What you should do
Where a line holds "screenshot", copy it.

[START Records for this task]

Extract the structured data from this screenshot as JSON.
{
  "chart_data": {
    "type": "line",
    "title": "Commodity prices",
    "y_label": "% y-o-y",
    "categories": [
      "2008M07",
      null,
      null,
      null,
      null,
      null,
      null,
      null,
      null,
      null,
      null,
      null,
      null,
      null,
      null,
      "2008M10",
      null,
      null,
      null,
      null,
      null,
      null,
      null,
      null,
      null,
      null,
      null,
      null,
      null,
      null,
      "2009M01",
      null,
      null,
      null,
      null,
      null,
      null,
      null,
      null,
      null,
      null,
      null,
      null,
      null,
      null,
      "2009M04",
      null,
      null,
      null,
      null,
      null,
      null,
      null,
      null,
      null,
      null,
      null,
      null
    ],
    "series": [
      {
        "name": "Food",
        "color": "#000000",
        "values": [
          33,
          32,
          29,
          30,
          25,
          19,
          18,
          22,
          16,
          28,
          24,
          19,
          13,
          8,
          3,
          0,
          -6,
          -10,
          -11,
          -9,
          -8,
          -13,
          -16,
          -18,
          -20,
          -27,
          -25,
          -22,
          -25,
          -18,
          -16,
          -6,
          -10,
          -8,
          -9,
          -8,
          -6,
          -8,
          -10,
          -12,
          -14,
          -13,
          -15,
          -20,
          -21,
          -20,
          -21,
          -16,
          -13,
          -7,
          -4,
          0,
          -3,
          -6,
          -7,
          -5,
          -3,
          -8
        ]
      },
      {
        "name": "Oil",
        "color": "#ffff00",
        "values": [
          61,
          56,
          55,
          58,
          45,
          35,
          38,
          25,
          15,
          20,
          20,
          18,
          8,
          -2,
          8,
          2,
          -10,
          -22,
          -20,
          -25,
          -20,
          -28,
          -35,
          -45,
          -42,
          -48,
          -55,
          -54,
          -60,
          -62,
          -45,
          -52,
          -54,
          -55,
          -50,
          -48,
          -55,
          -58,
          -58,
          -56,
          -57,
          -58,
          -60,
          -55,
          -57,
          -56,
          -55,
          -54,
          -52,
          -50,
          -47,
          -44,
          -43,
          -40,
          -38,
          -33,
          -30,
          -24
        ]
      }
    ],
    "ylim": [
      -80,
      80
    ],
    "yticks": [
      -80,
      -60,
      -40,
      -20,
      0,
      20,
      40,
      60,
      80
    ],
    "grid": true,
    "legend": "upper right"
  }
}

[END Records for this task]
[START Records for this task]

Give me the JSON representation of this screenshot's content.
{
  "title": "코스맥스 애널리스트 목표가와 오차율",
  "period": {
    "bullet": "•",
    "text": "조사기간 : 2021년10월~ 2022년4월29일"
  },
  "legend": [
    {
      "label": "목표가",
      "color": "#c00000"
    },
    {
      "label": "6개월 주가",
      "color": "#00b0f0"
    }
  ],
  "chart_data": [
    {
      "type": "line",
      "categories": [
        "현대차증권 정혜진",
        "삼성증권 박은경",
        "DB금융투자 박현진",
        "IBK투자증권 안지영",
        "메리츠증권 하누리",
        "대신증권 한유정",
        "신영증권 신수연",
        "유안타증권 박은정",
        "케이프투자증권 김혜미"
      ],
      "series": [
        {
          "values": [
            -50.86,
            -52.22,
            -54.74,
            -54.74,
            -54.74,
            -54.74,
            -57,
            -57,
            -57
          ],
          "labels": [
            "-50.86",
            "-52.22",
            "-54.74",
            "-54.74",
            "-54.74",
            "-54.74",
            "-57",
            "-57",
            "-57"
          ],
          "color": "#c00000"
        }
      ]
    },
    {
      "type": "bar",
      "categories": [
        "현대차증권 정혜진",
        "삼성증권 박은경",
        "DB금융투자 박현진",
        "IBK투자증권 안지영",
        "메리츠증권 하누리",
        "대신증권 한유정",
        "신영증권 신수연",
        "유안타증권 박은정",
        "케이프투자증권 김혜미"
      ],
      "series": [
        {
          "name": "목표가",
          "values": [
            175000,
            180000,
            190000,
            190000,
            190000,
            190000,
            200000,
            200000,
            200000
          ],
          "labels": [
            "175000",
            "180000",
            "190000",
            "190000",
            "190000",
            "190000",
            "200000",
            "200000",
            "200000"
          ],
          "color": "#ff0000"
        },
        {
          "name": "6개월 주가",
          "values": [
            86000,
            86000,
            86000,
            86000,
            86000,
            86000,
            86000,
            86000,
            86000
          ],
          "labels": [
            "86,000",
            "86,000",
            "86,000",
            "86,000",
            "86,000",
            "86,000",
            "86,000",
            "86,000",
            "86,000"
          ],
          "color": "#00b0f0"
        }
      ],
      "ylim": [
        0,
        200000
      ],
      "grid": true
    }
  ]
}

[END Records for this task]

Result
Extract the structured data from this screenshot as JSON.
Give me the JSON representation of this screenshot's content.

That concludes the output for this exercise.